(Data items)
— Start —

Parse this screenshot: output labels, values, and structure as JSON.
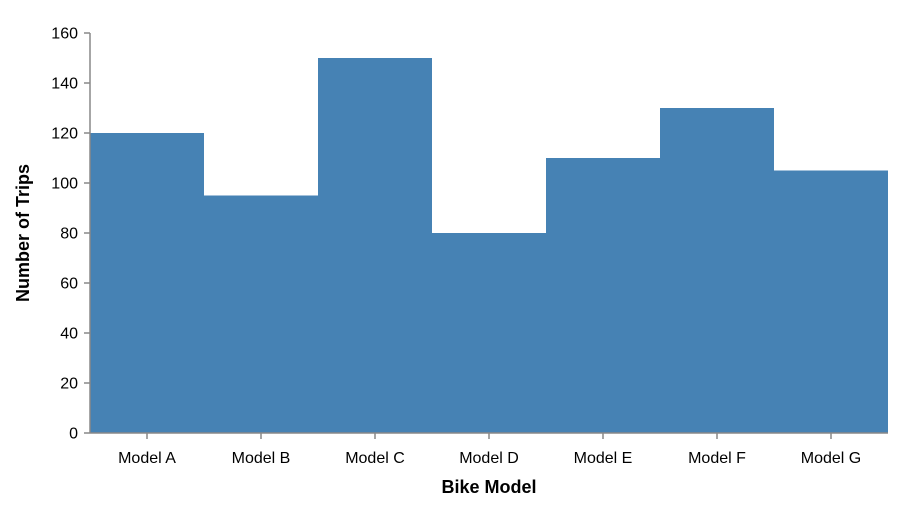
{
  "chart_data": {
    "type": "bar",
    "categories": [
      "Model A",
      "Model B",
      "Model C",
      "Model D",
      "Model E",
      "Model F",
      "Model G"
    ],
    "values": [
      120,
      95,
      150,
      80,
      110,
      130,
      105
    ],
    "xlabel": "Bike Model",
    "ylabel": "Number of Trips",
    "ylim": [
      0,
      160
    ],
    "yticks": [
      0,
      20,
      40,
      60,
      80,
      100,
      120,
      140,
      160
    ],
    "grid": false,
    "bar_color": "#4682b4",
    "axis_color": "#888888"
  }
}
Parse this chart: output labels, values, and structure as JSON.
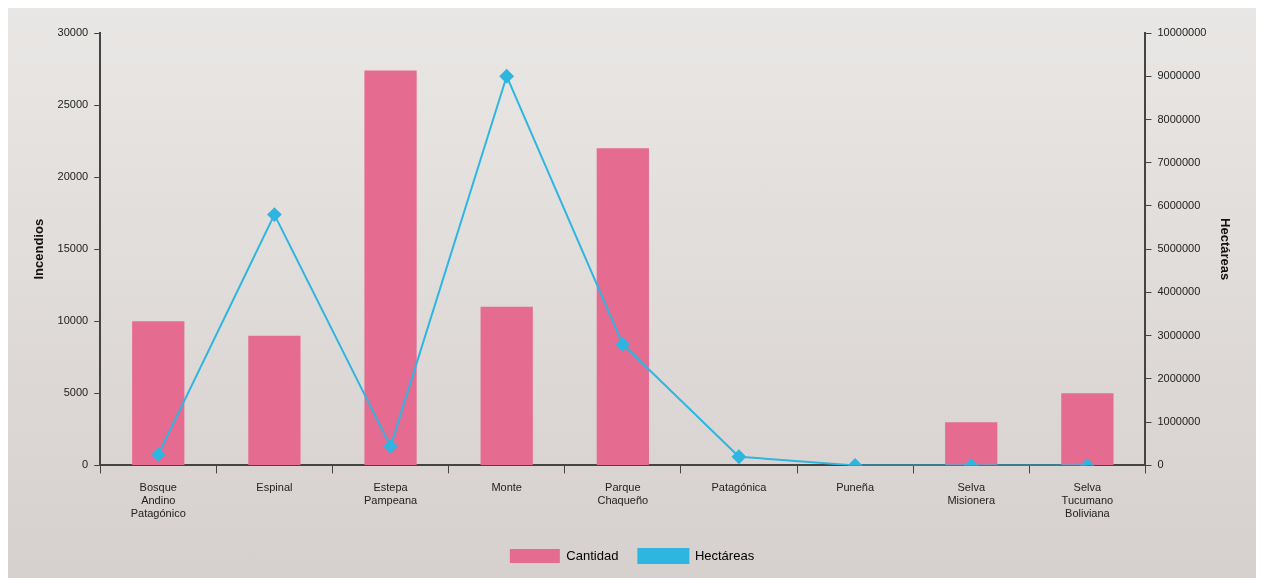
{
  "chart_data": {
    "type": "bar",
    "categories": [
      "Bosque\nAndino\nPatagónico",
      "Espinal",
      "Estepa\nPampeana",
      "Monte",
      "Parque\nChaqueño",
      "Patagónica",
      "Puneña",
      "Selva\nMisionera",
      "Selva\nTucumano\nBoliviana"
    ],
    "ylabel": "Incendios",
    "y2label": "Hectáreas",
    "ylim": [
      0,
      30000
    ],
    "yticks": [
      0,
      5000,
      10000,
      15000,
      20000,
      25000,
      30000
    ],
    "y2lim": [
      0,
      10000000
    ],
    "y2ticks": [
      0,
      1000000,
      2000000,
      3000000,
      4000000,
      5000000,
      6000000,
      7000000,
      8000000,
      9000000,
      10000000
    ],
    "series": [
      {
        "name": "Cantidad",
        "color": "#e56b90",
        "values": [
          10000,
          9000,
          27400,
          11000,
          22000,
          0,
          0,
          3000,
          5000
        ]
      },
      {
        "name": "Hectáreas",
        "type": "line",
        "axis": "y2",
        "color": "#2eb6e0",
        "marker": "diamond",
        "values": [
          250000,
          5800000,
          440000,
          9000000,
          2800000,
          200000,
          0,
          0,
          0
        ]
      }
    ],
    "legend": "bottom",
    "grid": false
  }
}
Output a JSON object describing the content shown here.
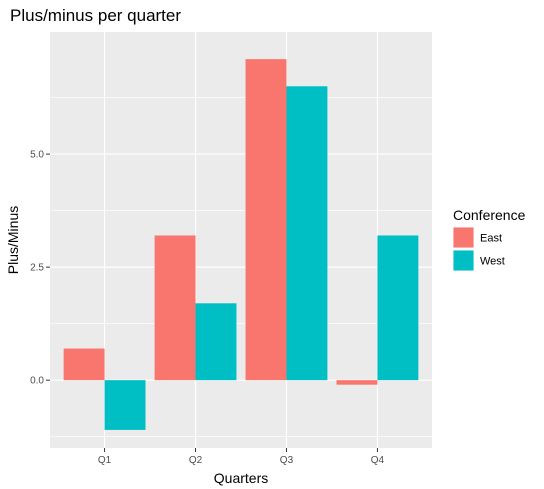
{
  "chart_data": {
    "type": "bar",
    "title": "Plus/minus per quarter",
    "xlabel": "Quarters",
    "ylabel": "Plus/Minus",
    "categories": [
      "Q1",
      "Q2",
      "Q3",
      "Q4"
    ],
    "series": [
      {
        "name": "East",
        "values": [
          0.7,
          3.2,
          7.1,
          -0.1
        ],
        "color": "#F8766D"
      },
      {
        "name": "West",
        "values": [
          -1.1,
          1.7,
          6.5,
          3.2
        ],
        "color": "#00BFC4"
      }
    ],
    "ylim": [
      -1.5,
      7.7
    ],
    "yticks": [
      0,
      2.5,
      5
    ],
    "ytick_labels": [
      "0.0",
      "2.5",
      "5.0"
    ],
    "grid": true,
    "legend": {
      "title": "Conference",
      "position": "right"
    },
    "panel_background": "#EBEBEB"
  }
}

— End —

Return a copy of every line that includes the word "structure".

Response to the task
Parse this screenshot: output labels, values, and structure as JSON.
Parse this chart: output labels, values, and structure as JSON.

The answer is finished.